*What needs to be done*
Copy every line of the records below where the word "ESXi" occurs.

*Collected data*
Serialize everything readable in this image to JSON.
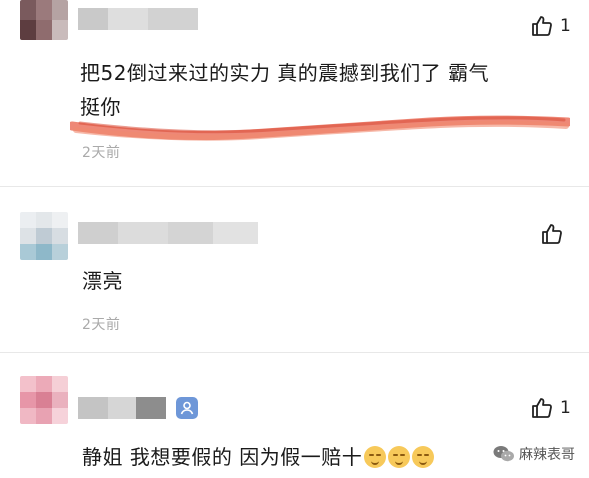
{
  "comments": [
    {
      "text": "把52倒过来过的实力 真的震撼到我们了 霸气 挺你",
      "time": "2天前",
      "like_count": "1"
    },
    {
      "text": "漂亮",
      "time": "2天前",
      "like_count": ""
    },
    {
      "text": "静姐 我想要假的 因为假一赔十",
      "time": "",
      "like_count": "1"
    }
  ],
  "watermark": {
    "label": "麻辣表哥"
  },
  "icons": {
    "like": "thumbs-up-icon",
    "verified": "verified-badge-icon",
    "emoji": "smirk-emoji-icon",
    "watermark": "wechat-icon"
  },
  "colors": {
    "time_text": "#aaaaaa",
    "scribble": "#e8604a",
    "badge": "#6e97d8",
    "emoji": "#f7c95a"
  }
}
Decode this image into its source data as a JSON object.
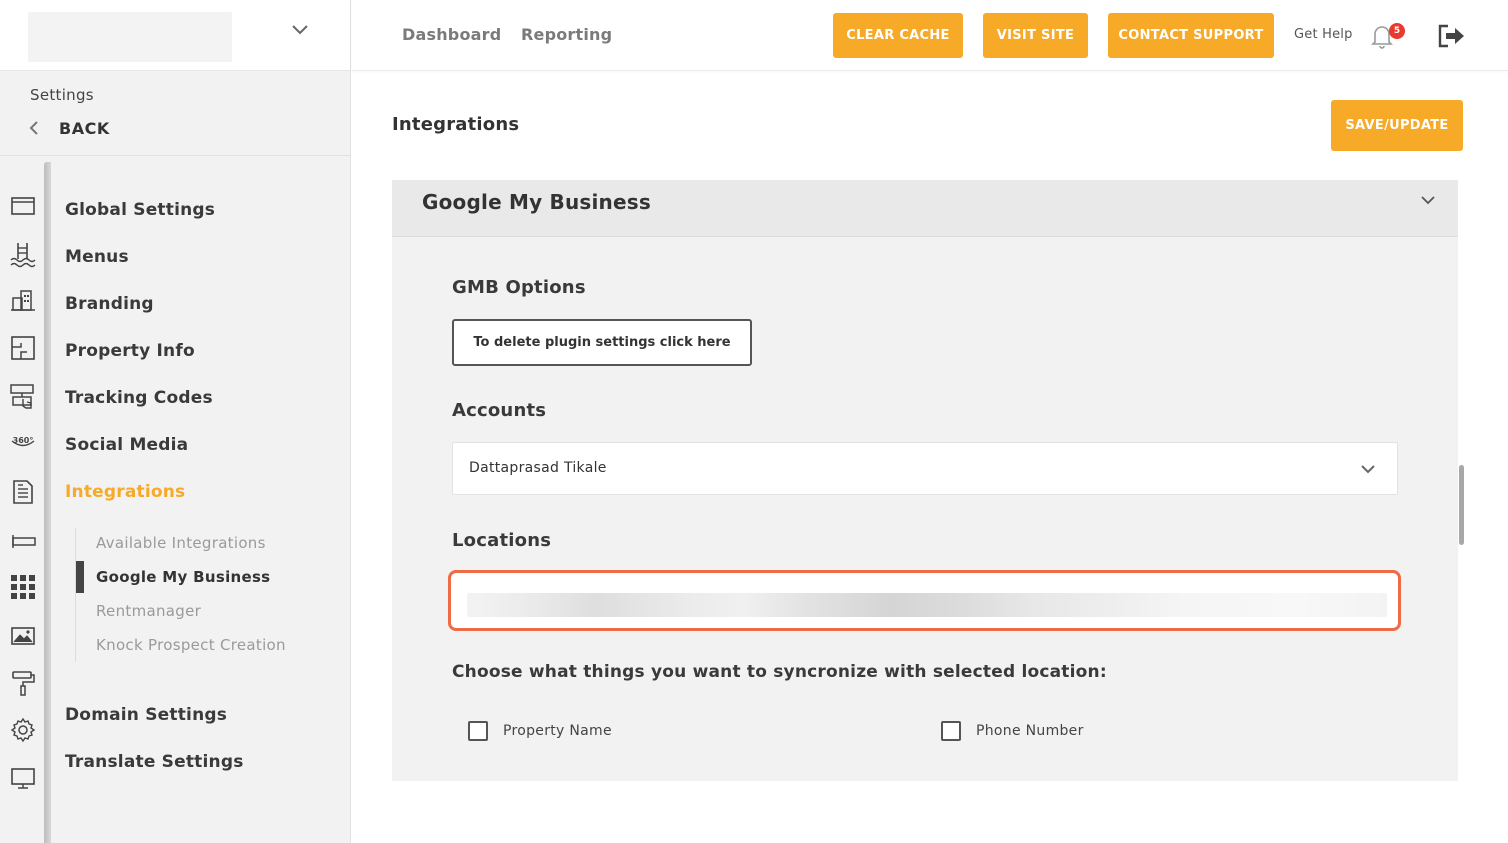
{
  "colors": {
    "accent": "#f7a928",
    "highlight_border": "#ee6b45",
    "badge": "#e83a2e"
  },
  "sidebar": {
    "settings_label": "Settings",
    "back_label": "BACK",
    "rail_icons": [
      "window-icon",
      "pool-icon",
      "buildings-icon",
      "floorplan-icon",
      "touch-screen-icon",
      "360-view-icon",
      "document-icon",
      "tag-icon",
      "grid-icon",
      "image-icon",
      "paint-roller-icon",
      "gear-icon",
      "monitor-icon"
    ],
    "items": [
      {
        "label": "Global Settings"
      },
      {
        "label": "Menus"
      },
      {
        "label": "Branding"
      },
      {
        "label": "Property Info"
      },
      {
        "label": "Tracking Codes"
      },
      {
        "label": "Social Media"
      },
      {
        "label": "Integrations",
        "active": true
      },
      {
        "label": "Domain Settings"
      },
      {
        "label": "Translate Settings"
      }
    ],
    "sub_items": [
      {
        "label": "Available Integrations"
      },
      {
        "label": "Google My Business",
        "active": true
      },
      {
        "label": "Rentmanager"
      },
      {
        "label": "Knock Prospect Creation"
      }
    ]
  },
  "topbar": {
    "links": [
      "Dashboard",
      "Reporting"
    ],
    "buttons": [
      "CLEAR CACHE",
      "VISIT SITE",
      "CONTACT SUPPORT"
    ],
    "get_help": "Get Help",
    "notification_count": "5"
  },
  "main": {
    "page_title": "Integrations",
    "save_button": "SAVE/UPDATE",
    "panel_title": "Google My Business",
    "gmb_options_label": "GMB Options",
    "delete_button": "To delete plugin settings click here",
    "accounts_label": "Accounts",
    "accounts_value": "Dattaprasad Tikale",
    "locations_label": "Locations",
    "sync_label": "Choose what things you want to syncronize with selected location:",
    "checkboxes": [
      {
        "label": "Property Name",
        "checked": false
      },
      {
        "label": "Phone Number",
        "checked": false
      }
    ]
  }
}
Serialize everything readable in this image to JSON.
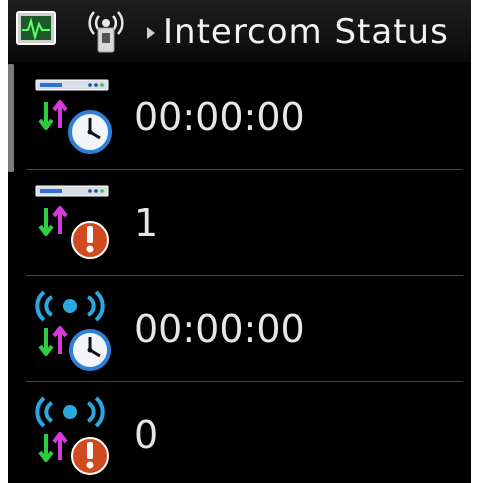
{
  "header": {
    "title": "Intercom Status",
    "icons": [
      "monitor-icon",
      "intercom-icon",
      "breadcrumb-arrow-icon"
    ]
  },
  "rows": [
    {
      "icon": "network-device-clock-icon",
      "value": "00:00:00"
    },
    {
      "icon": "network-device-alert-icon",
      "value": "1"
    },
    {
      "icon": "wireless-clock-icon",
      "value": "00:00:00"
    },
    {
      "icon": "wireless-alert-icon",
      "value": "0"
    }
  ],
  "colors": {
    "background": "#000000",
    "text": "#e6e6e6",
    "separator": "#444444",
    "arrow_down": "#2ecc40",
    "arrow_up": "#d43bd8",
    "wireless": "#2aa8e0",
    "alert": "#d14a1f",
    "clock": "#2f7fd8"
  }
}
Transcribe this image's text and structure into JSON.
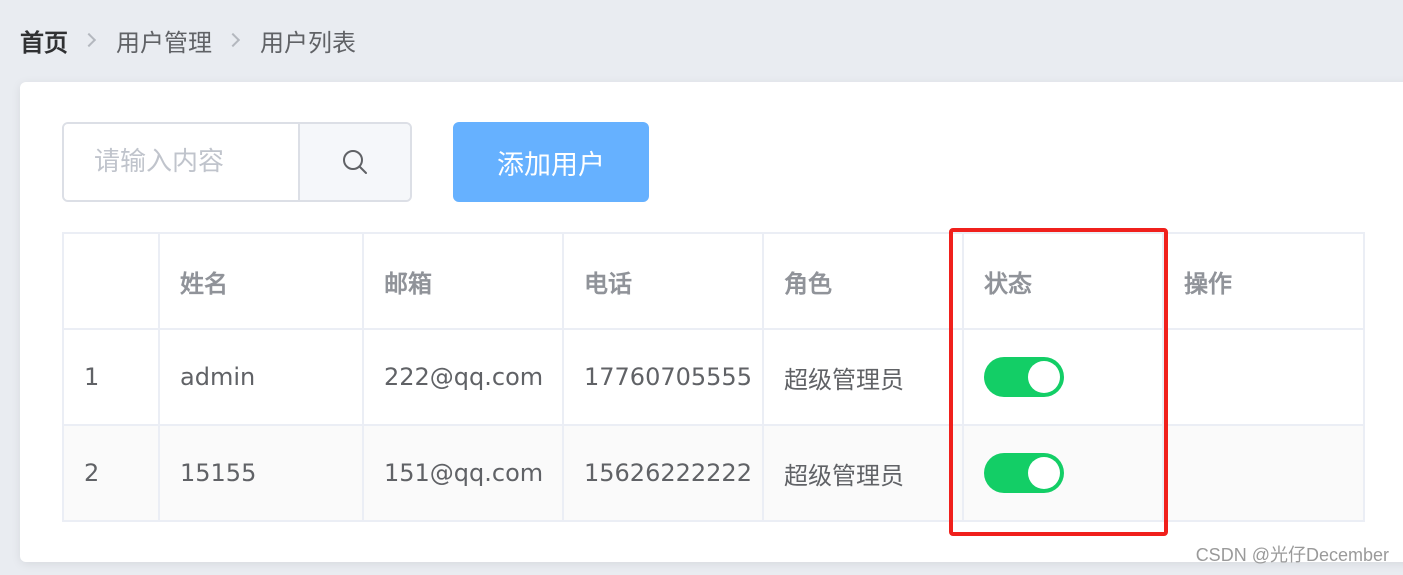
{
  "breadcrumb": {
    "items": [
      "首页",
      "用户管理",
      "用户列表"
    ]
  },
  "toolbar": {
    "search_placeholder": "请输入内容",
    "search_value": "",
    "search_icon": "search-icon",
    "add_user_label": "添加用户"
  },
  "table": {
    "headers": [
      "",
      "姓名",
      "邮箱",
      "电话",
      "角色",
      "状态",
      "操作"
    ],
    "rows": [
      {
        "index": "1",
        "name": "admin",
        "email": "222@qq.com",
        "phone": "17760705555",
        "role": "超级管理员",
        "status": true
      },
      {
        "index": "2",
        "name": "15155",
        "email": "151@qq.com",
        "phone": "15626222222",
        "role": "超级管理员",
        "status": true
      }
    ]
  },
  "colors": {
    "primary_light": "#66b1ff",
    "switch_on": "#13ce66",
    "highlight": "#f0201c",
    "background": "#e9ecf1"
  },
  "watermark": "CSDN @光仔December"
}
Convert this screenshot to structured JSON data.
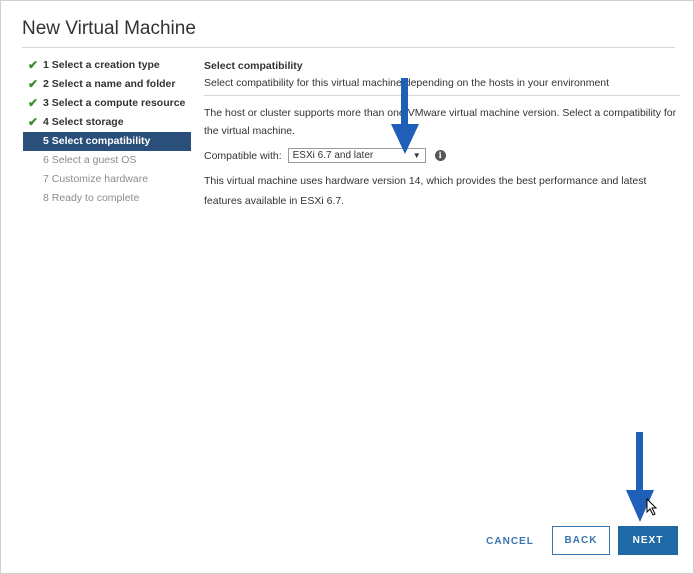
{
  "dialog": {
    "title": "New Virtual Machine"
  },
  "steps": [
    {
      "label": "1 Select a creation type",
      "state": "done"
    },
    {
      "label": "2 Select a name and folder",
      "state": "done"
    },
    {
      "label": "3 Select a compute resource",
      "state": "done"
    },
    {
      "label": "4 Select storage",
      "state": "done"
    },
    {
      "label": "5 Select compatibility",
      "state": "active"
    },
    {
      "label": "6 Select a guest OS",
      "state": "pending"
    },
    {
      "label": "7 Customize hardware",
      "state": "pending"
    },
    {
      "label": "8 Ready to complete",
      "state": "pending"
    }
  ],
  "content": {
    "heading": "Select compatibility",
    "subheading": "Select compatibility for this virtual machine depending on the hosts in your environment",
    "paragraph1": "The host or cluster supports more than one VMware virtual machine version. Select a compatibility for the virtual machine.",
    "compat_label": "Compatible with:",
    "compat_value": "ESXi 6.7 and later",
    "paragraph2": "This virtual machine uses hardware version 14, which provides the best performance and latest features available in ESXi 6.7."
  },
  "footer": {
    "cancel": "CANCEL",
    "back": "BACK",
    "next": "NEXT"
  },
  "icons": {
    "check": "checkmark-icon",
    "info": "info-icon",
    "dropdown": "dropdown-arrow-icon"
  },
  "colors": {
    "active_step_bg": "#2a4f7a",
    "check_green": "#3c8d2f",
    "primary_button": "#1f6aa6",
    "annotation_arrow": "#1f5fb8"
  }
}
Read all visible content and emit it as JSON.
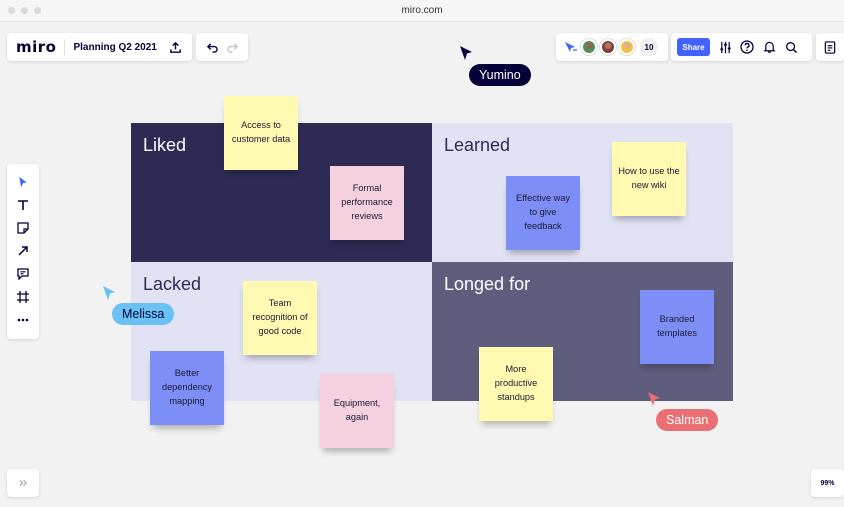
{
  "browser": {
    "url": "miro.com"
  },
  "topbar": {
    "logo": "miro",
    "board_title": "Planning Q2 2021",
    "collaborator_count": "10",
    "share_label": "Share"
  },
  "zoom": {
    "level": "99%"
  },
  "board": {
    "quadrants": {
      "liked": "Liked",
      "learned": "Learned",
      "lacked": "Lacked",
      "longed": "Longed for"
    },
    "stickies": {
      "access": "Access to customer data",
      "formal": "Formal performance reviews",
      "effective": "Effective way to give feedback",
      "howto": "How to use the new wiki",
      "team": "Team recognition of good code",
      "better": "Better dependency mapping",
      "equipment": "Equipment, again",
      "standups": "More productive standups",
      "branded": "Branded templates"
    }
  },
  "cursors": {
    "yumino": "Yumino",
    "melissa": "Melissa",
    "salman": "Salman"
  },
  "colors": {
    "accent": "#4262ff",
    "liked_bg": "#2d2b53",
    "learned_bg": "#e1e2f4",
    "longed_bg": "#5f5d7d",
    "sticky_yellow": "#fff9b1",
    "sticky_pink": "#f5d0df",
    "sticky_blue": "#7d8ef7",
    "cursor_yumino": "#050038",
    "cursor_melissa": "#69c1f4",
    "cursor_salman": "#ea6f73"
  },
  "icons": {
    "upload": "upload-icon",
    "undo": "undo-icon",
    "redo": "redo-icon",
    "settings": "sliders-icon",
    "help": "help-icon",
    "notifications": "bell-icon",
    "search": "search-icon",
    "notes": "notes-icon",
    "select": "cursor-icon",
    "text": "text-icon",
    "sticky": "sticky-note-icon",
    "connector": "arrow-icon",
    "comment": "comment-icon",
    "frame": "frame-icon",
    "more": "more-icon",
    "expand": "expand-icon"
  }
}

*The answer*
    "compat_value": "ESXi 6.7 and later",
    "paragraph2": "This virtual machine uses hardware version 14, which provides the best performance and latest features available in ESXi 6.7."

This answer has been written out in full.